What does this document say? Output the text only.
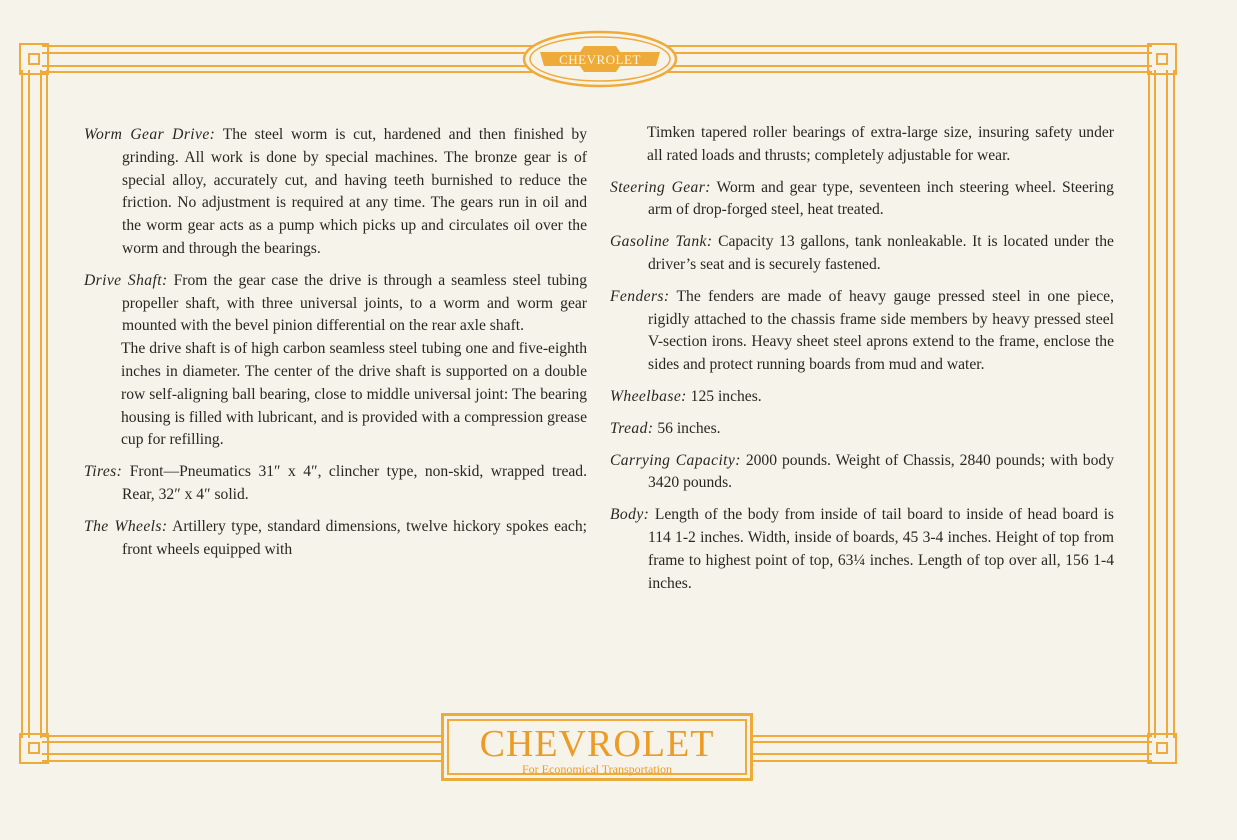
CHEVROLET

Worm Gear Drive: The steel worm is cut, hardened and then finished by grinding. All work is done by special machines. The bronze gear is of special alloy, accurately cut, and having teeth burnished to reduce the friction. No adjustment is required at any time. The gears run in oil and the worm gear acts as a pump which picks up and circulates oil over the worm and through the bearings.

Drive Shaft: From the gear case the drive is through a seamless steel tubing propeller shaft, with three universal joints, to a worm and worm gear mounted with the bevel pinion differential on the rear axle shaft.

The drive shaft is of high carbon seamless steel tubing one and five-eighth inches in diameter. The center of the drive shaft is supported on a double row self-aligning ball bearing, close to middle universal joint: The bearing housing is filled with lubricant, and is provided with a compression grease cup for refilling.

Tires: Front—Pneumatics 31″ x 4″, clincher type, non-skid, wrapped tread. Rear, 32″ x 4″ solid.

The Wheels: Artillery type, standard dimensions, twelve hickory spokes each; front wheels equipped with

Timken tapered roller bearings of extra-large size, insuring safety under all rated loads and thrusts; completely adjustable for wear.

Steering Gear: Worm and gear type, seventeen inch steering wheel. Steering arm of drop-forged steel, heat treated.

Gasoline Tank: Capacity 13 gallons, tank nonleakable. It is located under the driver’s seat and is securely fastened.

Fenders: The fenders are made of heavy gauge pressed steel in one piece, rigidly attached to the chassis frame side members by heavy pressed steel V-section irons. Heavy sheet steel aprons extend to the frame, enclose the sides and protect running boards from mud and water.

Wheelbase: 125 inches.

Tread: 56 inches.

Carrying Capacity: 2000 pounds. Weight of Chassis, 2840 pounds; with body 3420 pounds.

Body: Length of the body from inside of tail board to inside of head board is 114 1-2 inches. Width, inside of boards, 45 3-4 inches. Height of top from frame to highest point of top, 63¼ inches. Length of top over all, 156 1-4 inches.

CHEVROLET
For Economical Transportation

= Task details =
Extract every line of the data exactly; pictures stay out.

= The output =
What does this document say? Output the text only.
CHEVROLET

Worm Gear Drive: The steel worm is cut, hardened and then finished by grinding. All work is done by special machines. The bronze gear is of special alloy, accurately cut, and having teeth burnished to reduce the friction. No adjustment is required at any time. The gears run in oil and the worm gear acts as a pump which picks up and circulates oil over the worm and through the bearings.

Drive Shaft: From the gear case the drive is through a seamless steel tubing propeller shaft, with three universal joints, to a worm and worm gear mounted with the bevel pinion differential on the rear axle shaft.

The drive shaft is of high carbon seamless steel tubing one and five-eighth inches in diameter. The center of the drive shaft is supported on a double row self-aligning ball bearing, close to middle universal joint: The bearing housing is filled with lubricant, and is provided with a compression grease cup for refilling.

Tires: Front—Pneumatics 31″ x 4″, clincher type, non-skid, wrapped tread. Rear, 32″ x 4″ solid.

The Wheels: Artillery type, standard dimensions, twelve hickory spokes each; front wheels equipped with

Timken tapered roller bearings of extra-large size, insuring safety under all rated loads and thrusts; completely adjustable for wear.

Steering Gear: Worm and gear type, seventeen inch steering wheel. Steering arm of drop-forged steel, heat treated.

Gasoline Tank: Capacity 13 gallons, tank nonleakable. It is located under the driver’s seat and is securely fastened.

Fenders: The fenders are made of heavy gauge pressed steel in one piece, rigidly attached to the chassis frame side members by heavy pressed steel V-section irons. Heavy sheet steel aprons extend to the frame, enclose the sides and protect running boards from mud and water.

Wheelbase: 125 inches.

Tread: 56 inches.

Carrying Capacity: 2000 pounds. Weight of Chassis, 2840 pounds; with body 3420 pounds.

Body: Length of the body from inside of tail board to inside of head board is 114 1-2 inches. Width, inside of boards, 45 3-4 inches. Height of top from frame to highest point of top, 63¼ inches. Length of top over all, 156 1-4 inches.

CHEVROLET
For Economical Transportation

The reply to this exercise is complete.